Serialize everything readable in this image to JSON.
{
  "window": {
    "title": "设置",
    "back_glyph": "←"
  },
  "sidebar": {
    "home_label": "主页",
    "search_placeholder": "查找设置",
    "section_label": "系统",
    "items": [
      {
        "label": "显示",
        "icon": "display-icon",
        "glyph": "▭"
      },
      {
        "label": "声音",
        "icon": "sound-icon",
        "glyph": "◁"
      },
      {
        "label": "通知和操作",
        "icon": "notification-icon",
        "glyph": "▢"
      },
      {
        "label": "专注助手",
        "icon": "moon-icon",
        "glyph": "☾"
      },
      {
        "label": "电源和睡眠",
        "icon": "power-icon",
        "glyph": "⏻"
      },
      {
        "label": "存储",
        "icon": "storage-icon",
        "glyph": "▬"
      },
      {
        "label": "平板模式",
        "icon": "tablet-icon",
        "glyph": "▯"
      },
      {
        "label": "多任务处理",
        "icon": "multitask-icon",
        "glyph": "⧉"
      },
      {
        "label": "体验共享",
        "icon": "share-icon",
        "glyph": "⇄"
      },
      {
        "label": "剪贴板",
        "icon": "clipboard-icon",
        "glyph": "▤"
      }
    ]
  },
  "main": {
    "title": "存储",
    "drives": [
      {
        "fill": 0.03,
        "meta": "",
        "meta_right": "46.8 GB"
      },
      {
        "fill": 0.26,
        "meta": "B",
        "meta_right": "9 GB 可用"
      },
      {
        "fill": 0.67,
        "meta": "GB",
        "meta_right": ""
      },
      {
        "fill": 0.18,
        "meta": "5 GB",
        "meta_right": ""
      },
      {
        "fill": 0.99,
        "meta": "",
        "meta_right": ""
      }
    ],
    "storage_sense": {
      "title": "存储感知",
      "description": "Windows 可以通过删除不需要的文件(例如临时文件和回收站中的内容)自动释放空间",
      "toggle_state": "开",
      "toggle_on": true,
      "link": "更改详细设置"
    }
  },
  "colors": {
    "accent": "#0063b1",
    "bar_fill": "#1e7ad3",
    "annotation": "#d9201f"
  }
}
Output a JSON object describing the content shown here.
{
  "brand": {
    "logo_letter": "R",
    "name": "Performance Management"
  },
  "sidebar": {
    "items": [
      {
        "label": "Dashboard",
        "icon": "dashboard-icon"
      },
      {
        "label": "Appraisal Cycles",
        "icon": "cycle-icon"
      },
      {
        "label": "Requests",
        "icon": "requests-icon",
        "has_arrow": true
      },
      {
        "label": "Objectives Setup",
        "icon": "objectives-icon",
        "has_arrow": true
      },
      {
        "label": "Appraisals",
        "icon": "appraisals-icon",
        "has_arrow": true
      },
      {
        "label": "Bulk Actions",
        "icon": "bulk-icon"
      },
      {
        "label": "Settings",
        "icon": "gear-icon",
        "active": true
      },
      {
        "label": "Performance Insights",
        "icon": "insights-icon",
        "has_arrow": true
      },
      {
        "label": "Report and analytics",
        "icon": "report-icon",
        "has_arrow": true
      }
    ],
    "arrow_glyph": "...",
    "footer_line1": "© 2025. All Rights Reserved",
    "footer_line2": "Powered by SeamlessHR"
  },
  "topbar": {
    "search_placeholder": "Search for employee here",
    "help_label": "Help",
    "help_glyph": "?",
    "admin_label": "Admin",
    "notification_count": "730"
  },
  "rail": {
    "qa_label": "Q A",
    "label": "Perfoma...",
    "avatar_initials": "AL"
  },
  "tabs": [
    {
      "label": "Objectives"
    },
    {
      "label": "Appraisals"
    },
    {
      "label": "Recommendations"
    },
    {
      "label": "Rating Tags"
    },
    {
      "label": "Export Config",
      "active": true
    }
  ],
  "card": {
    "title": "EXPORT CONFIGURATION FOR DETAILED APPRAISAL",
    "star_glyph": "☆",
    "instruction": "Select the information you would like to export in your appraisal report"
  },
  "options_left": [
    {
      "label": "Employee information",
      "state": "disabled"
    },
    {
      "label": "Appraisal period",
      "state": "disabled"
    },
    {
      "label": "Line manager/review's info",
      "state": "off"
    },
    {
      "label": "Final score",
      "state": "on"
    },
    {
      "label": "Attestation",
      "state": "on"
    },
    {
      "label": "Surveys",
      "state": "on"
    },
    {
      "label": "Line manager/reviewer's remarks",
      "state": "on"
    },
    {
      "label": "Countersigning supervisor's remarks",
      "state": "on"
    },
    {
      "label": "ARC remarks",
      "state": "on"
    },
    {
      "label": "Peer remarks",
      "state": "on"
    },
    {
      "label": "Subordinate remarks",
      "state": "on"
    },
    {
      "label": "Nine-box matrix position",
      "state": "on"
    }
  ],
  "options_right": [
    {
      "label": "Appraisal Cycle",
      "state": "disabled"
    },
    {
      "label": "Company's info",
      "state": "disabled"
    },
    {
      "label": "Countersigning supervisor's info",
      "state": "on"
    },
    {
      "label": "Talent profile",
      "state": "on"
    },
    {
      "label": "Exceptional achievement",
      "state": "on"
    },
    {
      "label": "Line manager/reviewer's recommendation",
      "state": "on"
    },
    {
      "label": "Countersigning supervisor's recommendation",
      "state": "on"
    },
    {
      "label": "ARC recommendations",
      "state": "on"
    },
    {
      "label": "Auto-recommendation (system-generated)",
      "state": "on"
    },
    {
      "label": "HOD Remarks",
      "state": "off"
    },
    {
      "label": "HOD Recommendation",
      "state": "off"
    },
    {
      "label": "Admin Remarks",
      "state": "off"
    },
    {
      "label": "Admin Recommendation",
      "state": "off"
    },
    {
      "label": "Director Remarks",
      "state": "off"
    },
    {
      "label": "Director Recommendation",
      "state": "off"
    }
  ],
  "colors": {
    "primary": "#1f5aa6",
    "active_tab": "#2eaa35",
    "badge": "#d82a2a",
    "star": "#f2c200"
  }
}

Required task:
Each of the records should be retyped exactly.

Response to this task:
Serialize everything readable in this image to JSON.
{
  "window": {
    "title": "设置",
    "back_glyph": "←"
  },
  "sidebar": {
    "home_label": "主页",
    "search_placeholder": "查找设置",
    "section_label": "系统",
    "items": [
      {
        "label": "显示",
        "icon": "display-icon",
        "glyph": "▭"
      },
      {
        "label": "声音",
        "icon": "sound-icon",
        "glyph": "◁"
      },
      {
        "label": "通知和操作",
        "icon": "notification-icon",
        "glyph": "▢"
      },
      {
        "label": "专注助手",
        "icon": "moon-icon",
        "glyph": "☾"
      },
      {
        "label": "电源和睡眠",
        "icon": "power-icon",
        "glyph": "⏻"
      },
      {
        "label": "存储",
        "icon": "storage-icon",
        "glyph": "▬"
      },
      {
        "label": "平板模式",
        "icon": "tablet-icon",
        "glyph": "▯"
      },
      {
        "label": "多任务处理",
        "icon": "multitask-icon",
        "glyph": "⧉"
      },
      {
        "label": "体验共享",
        "icon": "share-icon",
        "glyph": "⇄"
      },
      {
        "label": "剪贴板",
        "icon": "clipboard-icon",
        "glyph": "▤"
      }
    ]
  },
  "main": {
    "title": "存储",
    "drives": [
      {
        "fill": 0.03,
        "meta": "",
        "meta_right": "46.8 GB"
      },
      {
        "fill": 0.26,
        "meta": "B",
        "meta_right": "9 GB 可用"
      },
      {
        "fill": 0.67,
        "meta": "GB",
        "meta_right": ""
      },
      {
        "fill": 0.18,
        "meta": "5 GB",
        "meta_right": ""
      },
      {
        "fill": 0.99,
        "meta": "",
        "meta_right": ""
      }
    ],
    "storage_sense": {
      "title": "存储感知",
      "description": "Windows 可以通过删除不需要的文件(例如临时文件和回收站中的内容)自动释放空间",
      "toggle_state": "开",
      "toggle_on": true,
      "link": "更改详细设置"
    }
  },
  "colors": {
    "accent": "#0063b1",
    "bar_fill": "#1e7ad3",
    "annotation": "#d9201f"
  }
}
Output a JSON object describing the content shown here.
{
  "brand": {
    "logo_letter": "R",
    "name": "Performance Management"
  },
  "sidebar": {
    "items": [
      {
        "label": "Dashboard",
        "icon": "dashboard-icon"
      },
      {
        "label": "Appraisal Cycles",
        "icon": "cycle-icon"
      },
      {
        "label": "Requests",
        "icon": "requests-icon",
        "has_arrow": true
      },
      {
        "label": "Objectives Setup",
        "icon": "objectives-icon",
        "has_arrow": true
      },
      {
        "label": "Appraisals",
        "icon": "appraisals-icon",
        "has_arrow": true
      },
      {
        "label": "Bulk Actions",
        "icon": "bulk-icon"
      },
      {
        "label": "Settings",
        "icon": "gear-icon",
        "active": true
      },
      {
        "label": "Performance Insights",
        "icon": "insights-icon",
        "has_arrow": true
      },
      {
        "label": "Report and analytics",
        "icon": "report-icon",
        "has_arrow": true
      }
    ],
    "arrow_glyph": "...",
    "footer_line1": "© 2025. All Rights Reserved",
    "footer_line2": "Powered by SeamlessHR"
  },
  "topbar": {
    "search_placeholder": "Search for employee here",
    "help_label": "Help",
    "help_glyph": "?",
    "admin_label": "Admin",
    "notification_count": "730"
  },
  "rail": {
    "qa_label": "Q A",
    "label": "Perfoma...",
    "avatar_initials": "AL"
  },
  "tabs": [
    {
      "label": "Objectives"
    },
    {
      "label": "Appraisals"
    },
    {
      "label": "Recommendations"
    },
    {
      "label": "Rating Tags"
    },
    {
      "label": "Export Config",
      "active": true
    }
  ],
  "card": {
    "title": "EXPORT CONFIGURATION FOR DETAILED APPRAISAL",
    "star_glyph": "☆",
    "instruction": "Select the information you would like to export in your appraisal report"
  },
  "options_left": [
    {
      "label": "Employee information",
      "state": "disabled"
    },
    {
      "label": "Appraisal period",
      "state": "disabled"
    },
    {
      "label": "Line manager/review's info",
      "state": "off"
    },
    {
      "label": "Final score",
      "state": "on"
    },
    {
      "label": "Attestation",
      "state": "on"
    },
    {
      "label": "Surveys",
      "state": "on"
    },
    {
      "label": "Line manager/reviewer's remarks",
      "state": "on"
    },
    {
      "label": "Countersigning supervisor's remarks",
      "state": "on"
    },
    {
      "label": "ARC remarks",
      "state": "on"
    },
    {
      "label": "Peer remarks",
      "state": "on"
    },
    {
      "label": "Subordinate remarks",
      "state": "on"
    },
    {
      "label": "Nine-box matrix position",
      "state": "on"
    }
  ],
  "options_right": [
    {
      "label": "Appraisal Cycle",
      "state": "disabled"
    },
    {
      "label": "Company's info",
      "state": "disabled"
    },
    {
      "label": "Countersigning supervisor's info",
      "state": "on"
    },
    {
      "label": "Talent profile",
      "state": "on"
    },
    {
      "label": "Exceptional achievement",
      "state": "on"
    },
    {
      "label": "Line manager/reviewer's recommendation",
      "state": "on"
    },
    {
      "label": "Countersigning supervisor's recommendation",
      "state": "on"
    },
    {
      "label": "ARC recommendations",
      "state": "on"
    },
    {
      "label": "Auto-recommendation (system-generated)",
      "state": "on"
    },
    {
      "label": "HOD Remarks",
      "state": "off"
    },
    {
      "label": "HOD Recommendation",
      "state": "off"
    },
    {
      "label": "Admin Remarks",
      "state": "off"
    },
    {
      "label": "Admin Recommendation",
      "state": "off"
    },
    {
      "label": "Director Remarks",
      "state": "off"
    },
    {
      "label": "Director Recommendation",
      "state": "off"
    }
  ],
  "colors": {
    "primary": "#1f5aa6",
    "active_tab": "#2eaa35",
    "badge": "#d82a2a",
    "star": "#f2c200"
  }
}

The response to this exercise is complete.